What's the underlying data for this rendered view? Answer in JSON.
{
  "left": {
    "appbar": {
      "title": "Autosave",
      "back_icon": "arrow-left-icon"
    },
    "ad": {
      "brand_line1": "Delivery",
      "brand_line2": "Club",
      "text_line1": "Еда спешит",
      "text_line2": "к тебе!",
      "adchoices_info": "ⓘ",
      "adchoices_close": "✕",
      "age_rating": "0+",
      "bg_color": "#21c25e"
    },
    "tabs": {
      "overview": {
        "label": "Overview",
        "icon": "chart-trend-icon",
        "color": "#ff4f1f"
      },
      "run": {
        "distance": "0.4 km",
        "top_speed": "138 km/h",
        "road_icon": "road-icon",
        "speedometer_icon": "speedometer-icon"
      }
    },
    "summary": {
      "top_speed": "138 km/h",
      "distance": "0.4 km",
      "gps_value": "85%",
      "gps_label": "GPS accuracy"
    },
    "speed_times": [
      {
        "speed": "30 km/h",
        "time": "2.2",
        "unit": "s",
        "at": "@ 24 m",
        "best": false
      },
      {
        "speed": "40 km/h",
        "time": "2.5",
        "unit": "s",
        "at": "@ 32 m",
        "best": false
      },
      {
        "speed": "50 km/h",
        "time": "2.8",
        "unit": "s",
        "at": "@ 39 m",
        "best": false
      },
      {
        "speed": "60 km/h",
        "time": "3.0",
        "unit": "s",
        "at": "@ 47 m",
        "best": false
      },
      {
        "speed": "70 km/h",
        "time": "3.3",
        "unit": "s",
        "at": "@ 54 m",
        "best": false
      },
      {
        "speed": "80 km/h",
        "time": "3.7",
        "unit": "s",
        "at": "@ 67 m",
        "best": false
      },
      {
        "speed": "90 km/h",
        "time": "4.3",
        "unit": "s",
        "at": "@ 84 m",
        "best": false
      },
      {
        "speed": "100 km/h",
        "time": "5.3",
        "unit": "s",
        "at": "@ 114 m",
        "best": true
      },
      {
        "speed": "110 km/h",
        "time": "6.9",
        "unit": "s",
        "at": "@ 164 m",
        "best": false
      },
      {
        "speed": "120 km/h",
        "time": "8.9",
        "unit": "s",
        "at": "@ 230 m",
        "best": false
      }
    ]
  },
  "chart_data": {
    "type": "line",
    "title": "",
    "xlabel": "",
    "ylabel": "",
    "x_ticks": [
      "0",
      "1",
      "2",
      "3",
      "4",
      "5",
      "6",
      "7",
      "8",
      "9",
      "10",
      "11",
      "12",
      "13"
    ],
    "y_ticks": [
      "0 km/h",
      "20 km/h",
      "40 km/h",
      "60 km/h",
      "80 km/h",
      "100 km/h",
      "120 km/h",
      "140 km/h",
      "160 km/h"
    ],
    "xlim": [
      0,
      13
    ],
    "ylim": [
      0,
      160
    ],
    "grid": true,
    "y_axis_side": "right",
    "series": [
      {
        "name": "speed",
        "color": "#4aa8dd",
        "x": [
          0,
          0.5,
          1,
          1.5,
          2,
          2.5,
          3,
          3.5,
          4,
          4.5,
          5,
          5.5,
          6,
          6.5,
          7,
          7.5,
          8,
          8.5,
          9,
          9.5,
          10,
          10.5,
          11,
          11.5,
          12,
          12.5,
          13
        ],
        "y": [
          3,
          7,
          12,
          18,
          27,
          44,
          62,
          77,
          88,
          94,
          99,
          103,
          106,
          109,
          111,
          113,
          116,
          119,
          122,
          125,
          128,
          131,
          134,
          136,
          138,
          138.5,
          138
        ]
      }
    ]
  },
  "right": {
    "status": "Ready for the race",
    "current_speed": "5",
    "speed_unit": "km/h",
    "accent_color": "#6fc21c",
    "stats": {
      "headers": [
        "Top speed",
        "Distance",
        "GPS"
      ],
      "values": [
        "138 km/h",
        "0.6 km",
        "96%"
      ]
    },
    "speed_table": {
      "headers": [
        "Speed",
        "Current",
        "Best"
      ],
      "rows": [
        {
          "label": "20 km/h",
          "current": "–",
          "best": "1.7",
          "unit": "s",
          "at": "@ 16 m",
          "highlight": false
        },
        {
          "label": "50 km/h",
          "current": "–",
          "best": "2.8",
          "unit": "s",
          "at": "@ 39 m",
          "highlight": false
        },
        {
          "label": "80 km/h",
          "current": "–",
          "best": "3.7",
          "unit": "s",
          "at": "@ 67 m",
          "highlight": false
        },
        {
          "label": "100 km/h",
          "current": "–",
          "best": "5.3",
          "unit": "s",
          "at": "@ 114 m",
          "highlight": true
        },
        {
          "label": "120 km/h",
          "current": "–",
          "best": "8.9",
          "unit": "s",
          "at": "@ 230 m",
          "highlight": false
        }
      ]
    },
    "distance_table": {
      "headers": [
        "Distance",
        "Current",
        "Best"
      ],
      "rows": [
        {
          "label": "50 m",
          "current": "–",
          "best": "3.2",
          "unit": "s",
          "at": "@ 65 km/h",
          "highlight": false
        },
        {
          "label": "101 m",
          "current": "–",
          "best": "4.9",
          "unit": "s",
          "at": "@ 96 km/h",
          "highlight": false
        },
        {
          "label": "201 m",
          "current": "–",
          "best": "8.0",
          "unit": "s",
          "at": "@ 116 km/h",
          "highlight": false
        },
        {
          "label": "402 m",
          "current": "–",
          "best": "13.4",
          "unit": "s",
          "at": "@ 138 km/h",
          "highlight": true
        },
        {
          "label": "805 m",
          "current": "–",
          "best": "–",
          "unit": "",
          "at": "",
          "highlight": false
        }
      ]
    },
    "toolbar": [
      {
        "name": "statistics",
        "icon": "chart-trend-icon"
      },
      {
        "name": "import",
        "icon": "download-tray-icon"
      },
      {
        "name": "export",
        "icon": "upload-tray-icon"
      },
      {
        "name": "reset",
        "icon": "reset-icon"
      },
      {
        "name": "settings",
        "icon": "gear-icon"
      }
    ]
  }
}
###
### What to work on:
Extract the full listing and reproduce each line exactly.

### Response to this exercise:
What's the underlying data for this rendered view? Answer in JSON.
{
  "left": {
    "appbar": {
      "title": "Autosave",
      "back_icon": "arrow-left-icon"
    },
    "ad": {
      "brand_line1": "Delivery",
      "brand_line2": "Club",
      "text_line1": "Еда спешит",
      "text_line2": "к тебе!",
      "adchoices_info": "ⓘ",
      "adchoices_close": "✕",
      "age_rating": "0+",
      "bg_color": "#21c25e"
    },
    "tabs": {
      "overview": {
        "label": "Overview",
        "icon": "chart-trend-icon",
        "color": "#ff4f1f"
      },
      "run": {
        "distance": "0.4 km",
        "top_speed": "138 km/h",
        "road_icon": "road-icon",
        "speedometer_icon": "speedometer-icon"
      }
    },
    "summary": {
      "top_speed": "138 km/h",
      "distance": "0.4 km",
      "gps_value": "85%",
      "gps_label": "GPS accuracy"
    },
    "speed_times": [
      {
        "speed": "30 km/h",
        "time": "2.2",
        "unit": "s",
        "at": "@ 24 m",
        "best": false
      },
      {
        "speed": "40 km/h",
        "time": "2.5",
        "unit": "s",
        "at": "@ 32 m",
        "best": false
      },
      {
        "speed": "50 km/h",
        "time": "2.8",
        "unit": "s",
        "at": "@ 39 m",
        "best": false
      },
      {
        "speed": "60 km/h",
        "time": "3.0",
        "unit": "s",
        "at": "@ 47 m",
        "best": false
      },
      {
        "speed": "70 km/h",
        "time": "3.3",
        "unit": "s",
        "at": "@ 54 m",
        "best": false
      },
      {
        "speed": "80 km/h",
        "time": "3.7",
        "unit": "s",
        "at": "@ 67 m",
        "best": false
      },
      {
        "speed": "90 km/h",
        "time": "4.3",
        "unit": "s",
        "at": "@ 84 m",
        "best": false
      },
      {
        "speed": "100 km/h",
        "time": "5.3",
        "unit": "s",
        "at": "@ 114 m",
        "best": true
      },
      {
        "speed": "110 km/h",
        "time": "6.9",
        "unit": "s",
        "at": "@ 164 m",
        "best": false
      },
      {
        "speed": "120 km/h",
        "time": "8.9",
        "unit": "s",
        "at": "@ 230 m",
        "best": false
      }
    ]
  },
  "chart_data": {
    "type": "line",
    "title": "",
    "xlabel": "",
    "ylabel": "",
    "x_ticks": [
      "0",
      "1",
      "2",
      "3",
      "4",
      "5",
      "6",
      "7",
      "8",
      "9",
      "10",
      "11",
      "12",
      "13"
    ],
    "y_ticks": [
      "0 km/h",
      "20 km/h",
      "40 km/h",
      "60 km/h",
      "80 km/h",
      "100 km/h",
      "120 km/h",
      "140 km/h",
      "160 km/h"
    ],
    "xlim": [
      0,
      13
    ],
    "ylim": [
      0,
      160
    ],
    "grid": true,
    "y_axis_side": "right",
    "series": [
      {
        "name": "speed",
        "color": "#4aa8dd",
        "x": [
          0,
          0.5,
          1,
          1.5,
          2,
          2.5,
          3,
          3.5,
          4,
          4.5,
          5,
          5.5,
          6,
          6.5,
          7,
          7.5,
          8,
          8.5,
          9,
          9.5,
          10,
          10.5,
          11,
          11.5,
          12,
          12.5,
          13
        ],
        "y": [
          3,
          7,
          12,
          18,
          27,
          44,
          62,
          77,
          88,
          94,
          99,
          103,
          106,
          109,
          111,
          113,
          116,
          119,
          122,
          125,
          128,
          131,
          134,
          136,
          138,
          138.5,
          138
        ]
      }
    ]
  },
  "right": {
    "status": "Ready for the race",
    "current_speed": "5",
    "speed_unit": "km/h",
    "accent_color": "#6fc21c",
    "stats": {
      "headers": [
        "Top speed",
        "Distance",
        "GPS"
      ],
      "values": [
        "138 km/h",
        "0.6 km",
        "96%"
      ]
    },
    "speed_table": {
      "headers": [
        "Speed",
        "Current",
        "Best"
      ],
      "rows": [
        {
          "label": "20 km/h",
          "current": "–",
          "best": "1.7",
          "unit": "s",
          "at": "@ 16 m",
          "highlight": false
        },
        {
          "label": "50 km/h",
          "current": "–",
          "best": "2.8",
          "unit": "s",
          "at": "@ 39 m",
          "highlight": false
        },
        {
          "label": "80 km/h",
          "current": "–",
          "best": "3.7",
          "unit": "s",
          "at": "@ 67 m",
          "highlight": false
        },
        {
          "label": "100 km/h",
          "current": "–",
          "best": "5.3",
          "unit": "s",
          "at": "@ 114 m",
          "highlight": true
        },
        {
          "label": "120 km/h",
          "current": "–",
          "best": "8.9",
          "unit": "s",
          "at": "@ 230 m",
          "highlight": false
        }
      ]
    },
    "distance_table": {
      "headers": [
        "Distance",
        "Current",
        "Best"
      ],
      "rows": [
        {
          "label": "50 m",
          "current": "–",
          "best": "3.2",
          "unit": "s",
          "at": "@ 65 km/h",
          "highlight": false
        },
        {
          "label": "101 m",
          "current": "–",
          "best": "4.9",
          "unit": "s",
          "at": "@ 96 km/h",
          "highlight": false
        },
        {
          "label": "201 m",
          "current": "–",
          "best": "8.0",
          "unit": "s",
          "at": "@ 116 km/h",
          "highlight": false
        },
        {
          "label": "402 m",
          "current": "–",
          "best": "13.4",
          "unit": "s",
          "at": "@ 138 km/h",
          "highlight": true
        },
        {
          "label": "805 m",
          "current": "–",
          "best": "–",
          "unit": "",
          "at": "",
          "highlight": false
        }
      ]
    },
    "toolbar": [
      {
        "name": "statistics",
        "icon": "chart-trend-icon"
      },
      {
        "name": "import",
        "icon": "download-tray-icon"
      },
      {
        "name": "export",
        "icon": "upload-tray-icon"
      },
      {
        "name": "reset",
        "icon": "reset-icon"
      },
      {
        "name": "settings",
        "icon": "gear-icon"
      }
    ]
  }
}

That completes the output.